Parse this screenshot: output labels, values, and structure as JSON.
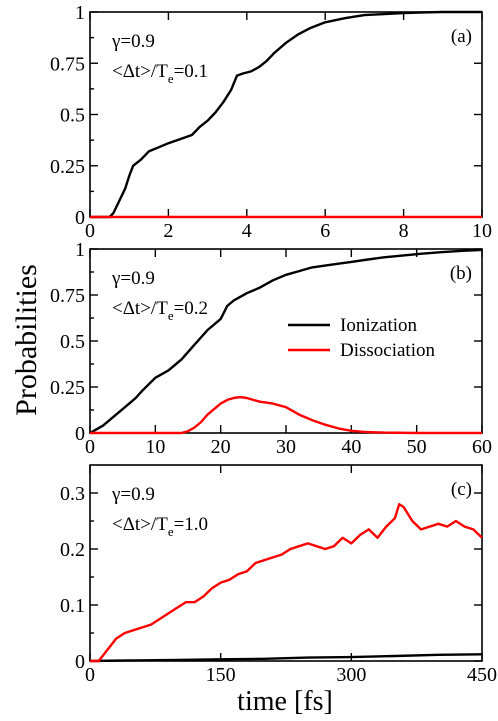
{
  "figure": {
    "ylabel": "Probabilities",
    "xlabel": "time [fs]"
  },
  "colors": {
    "ionization": "#000000",
    "dissociation": "#ff0000",
    "frame": "#000000"
  },
  "legend": {
    "panel": 1,
    "placement": "right-middle",
    "entries": [
      {
        "name": "Ionization",
        "color": "#000000"
      },
      {
        "name": "Dissociation",
        "color": "#ff0000"
      }
    ]
  },
  "chart_data": [
    {
      "type": "line",
      "panel_label": "(a)",
      "gamma": "γ=0.9",
      "ratio_main": "<Δt>/T",
      "ratio_sub": "e",
      "ratio_value": "=0.1",
      "xlim": [
        0,
        10
      ],
      "ylim": [
        0,
        1
      ],
      "xticks": [
        0,
        2,
        4,
        6,
        8,
        10
      ],
      "yticks": [
        0,
        0.25,
        0.5,
        0.75,
        1
      ],
      "ytick_labels": [
        "0",
        "0.25",
        "0.5",
        "0.75",
        "1"
      ],
      "series": [
        {
          "name": "Ionization",
          "color": "#000000",
          "x": [
            0,
            0.5,
            0.6,
            0.75,
            0.9,
            1.0,
            1.1,
            1.3,
            1.5,
            1.75,
            2.0,
            2.3,
            2.6,
            2.8,
            3.0,
            3.2,
            3.4,
            3.6,
            3.75,
            3.9,
            4.1,
            4.3,
            4.5,
            4.7,
            5.0,
            5.3,
            5.6,
            6.0,
            6.5,
            7.0,
            7.5,
            8.0,
            8.5,
            9.0,
            9.5,
            10.0
          ],
          "y": [
            0,
            0,
            0.02,
            0.08,
            0.14,
            0.2,
            0.25,
            0.28,
            0.32,
            0.34,
            0.36,
            0.38,
            0.4,
            0.44,
            0.47,
            0.51,
            0.56,
            0.62,
            0.69,
            0.7,
            0.71,
            0.73,
            0.76,
            0.8,
            0.85,
            0.89,
            0.92,
            0.95,
            0.97,
            0.985,
            0.99,
            0.995,
            0.998,
            1.0,
            1.0,
            1.0
          ]
        },
        {
          "name": "Dissociation",
          "color": "#ff0000",
          "x": [
            0,
            10
          ],
          "y": [
            0,
            0
          ]
        }
      ]
    },
    {
      "type": "line",
      "panel_label": "(b)",
      "gamma": "γ=0.9",
      "ratio_main": "<Δt>/T",
      "ratio_sub": "e",
      "ratio_value": "=0.2",
      "xlim": [
        0,
        60
      ],
      "ylim": [
        0,
        1
      ],
      "xticks": [
        0,
        10,
        20,
        30,
        40,
        50,
        60
      ],
      "yticks": [
        0,
        0.25,
        0.5,
        0.75,
        1
      ],
      "ytick_labels": [
        "0",
        "0.25",
        "0.5",
        "0.75",
        "1"
      ],
      "series": [
        {
          "name": "Ionization",
          "color": "#000000",
          "x": [
            0,
            1,
            2,
            3,
            4,
            5,
            6,
            7,
            8,
            10,
            12,
            14,
            16,
            18,
            20,
            21,
            22,
            23,
            24,
            26,
            28,
            30,
            32,
            34,
            36,
            38,
            40,
            42,
            45,
            48,
            51,
            54,
            57,
            60
          ],
          "y": [
            0,
            0.02,
            0.04,
            0.07,
            0.1,
            0.13,
            0.16,
            0.19,
            0.23,
            0.3,
            0.34,
            0.4,
            0.48,
            0.56,
            0.62,
            0.69,
            0.72,
            0.74,
            0.76,
            0.79,
            0.83,
            0.86,
            0.88,
            0.9,
            0.91,
            0.92,
            0.93,
            0.94,
            0.955,
            0.965,
            0.975,
            0.983,
            0.99,
            0.995
          ]
        },
        {
          "name": "Dissociation",
          "color": "#ff0000",
          "x": [
            0,
            14,
            15,
            16,
            17,
            18,
            19,
            20,
            21,
            22,
            23,
            24,
            25,
            26,
            27,
            28,
            30,
            32,
            34,
            36,
            38,
            40,
            42,
            45,
            50,
            60
          ],
          "y": [
            0,
            0,
            0.01,
            0.03,
            0.06,
            0.1,
            0.13,
            0.16,
            0.18,
            0.19,
            0.195,
            0.19,
            0.18,
            0.17,
            0.165,
            0.16,
            0.14,
            0.1,
            0.07,
            0.045,
            0.025,
            0.012,
            0.006,
            0.002,
            0,
            0
          ]
        }
      ]
    },
    {
      "type": "line",
      "panel_label": "(c)",
      "gamma": "γ=0.9",
      "ratio_main": "<Δt>/T",
      "ratio_sub": "e",
      "ratio_value": "=1.0",
      "xlim": [
        0,
        450
      ],
      "ylim": [
        0,
        0.35
      ],
      "xticks": [
        0,
        150,
        300,
        450
      ],
      "yticks": [
        0,
        0.1,
        0.2,
        0.3
      ],
      "ytick_labels": [
        "0",
        "0.1",
        "0.2",
        "0.3"
      ],
      "series": [
        {
          "name": "Ionization",
          "color": "#000000",
          "x": [
            0,
            50,
            100,
            150,
            200,
            250,
            300,
            350,
            400,
            450
          ],
          "y": [
            0,
            0.001,
            0.002,
            0.003,
            0.004,
            0.006,
            0.007,
            0.009,
            0.011,
            0.012
          ]
        },
        {
          "name": "Dissociation",
          "color": "#ff0000",
          "x": [
            0,
            10,
            15,
            20,
            25,
            30,
            40,
            50,
            60,
            70,
            80,
            90,
            100,
            110,
            120,
            130,
            140,
            150,
            160,
            170,
            180,
            190,
            200,
            210,
            220,
            230,
            240,
            250,
            260,
            270,
            280,
            290,
            300,
            310,
            320,
            330,
            340,
            350,
            355,
            360,
            370,
            380,
            390,
            400,
            410,
            420,
            430,
            440,
            450
          ],
          "y": [
            0,
            0,
            0.01,
            0.02,
            0.03,
            0.04,
            0.05,
            0.055,
            0.06,
            0.065,
            0.075,
            0.085,
            0.095,
            0.105,
            0.105,
            0.115,
            0.13,
            0.14,
            0.145,
            0.155,
            0.16,
            0.175,
            0.18,
            0.185,
            0.19,
            0.2,
            0.205,
            0.21,
            0.205,
            0.2,
            0.205,
            0.22,
            0.21,
            0.225,
            0.235,
            0.22,
            0.24,
            0.255,
            0.28,
            0.275,
            0.25,
            0.235,
            0.24,
            0.245,
            0.24,
            0.25,
            0.24,
            0.235,
            0.22
          ]
        }
      ]
    }
  ]
}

→ **What the task asks**:
Reproduce every entry exactly, but omit each picture.

→ **Result below**:
Parse this screenshot: output labels, values, and structure as JSON.
{
  "figure": {
    "ylabel": "Probabilities",
    "xlabel": "time [fs]"
  },
  "colors": {
    "ionization": "#000000",
    "dissociation": "#ff0000",
    "frame": "#000000"
  },
  "legend": {
    "panel": 1,
    "placement": "right-middle",
    "entries": [
      {
        "name": "Ionization",
        "color": "#000000"
      },
      {
        "name": "Dissociation",
        "color": "#ff0000"
      }
    ]
  },
  "chart_data": [
    {
      "type": "line",
      "panel_label": "(a)",
      "gamma": "γ=0.9",
      "ratio_main": "<Δt>/T",
      "ratio_sub": "e",
      "ratio_value": "=0.1",
      "xlim": [
        0,
        10
      ],
      "ylim": [
        0,
        1
      ],
      "xticks": [
        0,
        2,
        4,
        6,
        8,
        10
      ],
      "yticks": [
        0,
        0.25,
        0.5,
        0.75,
        1
      ],
      "ytick_labels": [
        "0",
        "0.25",
        "0.5",
        "0.75",
        "1"
      ],
      "series": [
        {
          "name": "Ionization",
          "color": "#000000",
          "x": [
            0,
            0.5,
            0.6,
            0.75,
            0.9,
            1.0,
            1.1,
            1.3,
            1.5,
            1.75,
            2.0,
            2.3,
            2.6,
            2.8,
            3.0,
            3.2,
            3.4,
            3.6,
            3.75,
            3.9,
            4.1,
            4.3,
            4.5,
            4.7,
            5.0,
            5.3,
            5.6,
            6.0,
            6.5,
            7.0,
            7.5,
            8.0,
            8.5,
            9.0,
            9.5,
            10.0
          ],
          "y": [
            0,
            0,
            0.02,
            0.08,
            0.14,
            0.2,
            0.25,
            0.28,
            0.32,
            0.34,
            0.36,
            0.38,
            0.4,
            0.44,
            0.47,
            0.51,
            0.56,
            0.62,
            0.69,
            0.7,
            0.71,
            0.73,
            0.76,
            0.8,
            0.85,
            0.89,
            0.92,
            0.95,
            0.97,
            0.985,
            0.99,
            0.995,
            0.998,
            1.0,
            1.0,
            1.0
          ]
        },
        {
          "name": "Dissociation",
          "color": "#ff0000",
          "x": [
            0,
            10
          ],
          "y": [
            0,
            0
          ]
        }
      ]
    },
    {
      "type": "line",
      "panel_label": "(b)",
      "gamma": "γ=0.9",
      "ratio_main": "<Δt>/T",
      "ratio_sub": "e",
      "ratio_value": "=0.2",
      "xlim": [
        0,
        60
      ],
      "ylim": [
        0,
        1
      ],
      "xticks": [
        0,
        10,
        20,
        30,
        40,
        50,
        60
      ],
      "yticks": [
        0,
        0.25,
        0.5,
        0.75,
        1
      ],
      "ytick_labels": [
        "0",
        "0.25",
        "0.5",
        "0.75",
        "1"
      ],
      "series": [
        {
          "name": "Ionization",
          "color": "#000000",
          "x": [
            0,
            1,
            2,
            3,
            4,
            5,
            6,
            7,
            8,
            10,
            12,
            14,
            16,
            18,
            20,
            21,
            22,
            23,
            24,
            26,
            28,
            30,
            32,
            34,
            36,
            38,
            40,
            42,
            45,
            48,
            51,
            54,
            57,
            60
          ],
          "y": [
            0,
            0.02,
            0.04,
            0.07,
            0.1,
            0.13,
            0.16,
            0.19,
            0.23,
            0.3,
            0.34,
            0.4,
            0.48,
            0.56,
            0.62,
            0.69,
            0.72,
            0.74,
            0.76,
            0.79,
            0.83,
            0.86,
            0.88,
            0.9,
            0.91,
            0.92,
            0.93,
            0.94,
            0.955,
            0.965,
            0.975,
            0.983,
            0.99,
            0.995
          ]
        },
        {
          "name": "Dissociation",
          "color": "#ff0000",
          "x": [
            0,
            14,
            15,
            16,
            17,
            18,
            19,
            20,
            21,
            22,
            23,
            24,
            25,
            26,
            27,
            28,
            30,
            32,
            34,
            36,
            38,
            40,
            42,
            45,
            50,
            60
          ],
          "y": [
            0,
            0,
            0.01,
            0.03,
            0.06,
            0.1,
            0.13,
            0.16,
            0.18,
            0.19,
            0.195,
            0.19,
            0.18,
            0.17,
            0.165,
            0.16,
            0.14,
            0.1,
            0.07,
            0.045,
            0.025,
            0.012,
            0.006,
            0.002,
            0,
            0
          ]
        }
      ]
    },
    {
      "type": "line",
      "panel_label": "(c)",
      "gamma": "γ=0.9",
      "ratio_main": "<Δt>/T",
      "ratio_sub": "e",
      "ratio_value": "=1.0",
      "xlim": [
        0,
        450
      ],
      "ylim": [
        0,
        0.35
      ],
      "xticks": [
        0,
        150,
        300,
        450
      ],
      "yticks": [
        0,
        0.1,
        0.2,
        0.3
      ],
      "ytick_labels": [
        "0",
        "0.1",
        "0.2",
        "0.3"
      ],
      "series": [
        {
          "name": "Ionization",
          "color": "#000000",
          "x": [
            0,
            50,
            100,
            150,
            200,
            250,
            300,
            350,
            400,
            450
          ],
          "y": [
            0,
            0.001,
            0.002,
            0.003,
            0.004,
            0.006,
            0.007,
            0.009,
            0.011,
            0.012
          ]
        },
        {
          "name": "Dissociation",
          "color": "#ff0000",
          "x": [
            0,
            10,
            15,
            20,
            25,
            30,
            40,
            50,
            60,
            70,
            80,
            90,
            100,
            110,
            120,
            130,
            140,
            150,
            160,
            170,
            180,
            190,
            200,
            210,
            220,
            230,
            240,
            250,
            260,
            270,
            280,
            290,
            300,
            310,
            320,
            330,
            340,
            350,
            355,
            360,
            370,
            380,
            390,
            400,
            410,
            420,
            430,
            440,
            450
          ],
          "y": [
            0,
            0,
            0.01,
            0.02,
            0.03,
            0.04,
            0.05,
            0.055,
            0.06,
            0.065,
            0.075,
            0.085,
            0.095,
            0.105,
            0.105,
            0.115,
            0.13,
            0.14,
            0.145,
            0.155,
            0.16,
            0.175,
            0.18,
            0.185,
            0.19,
            0.2,
            0.205,
            0.21,
            0.205,
            0.2,
            0.205,
            0.22,
            0.21,
            0.225,
            0.235,
            0.22,
            0.24,
            0.255,
            0.28,
            0.275,
            0.25,
            0.235,
            0.24,
            0.245,
            0.24,
            0.25,
            0.24,
            0.235,
            0.22
          ]
        }
      ]
    }
  ]
}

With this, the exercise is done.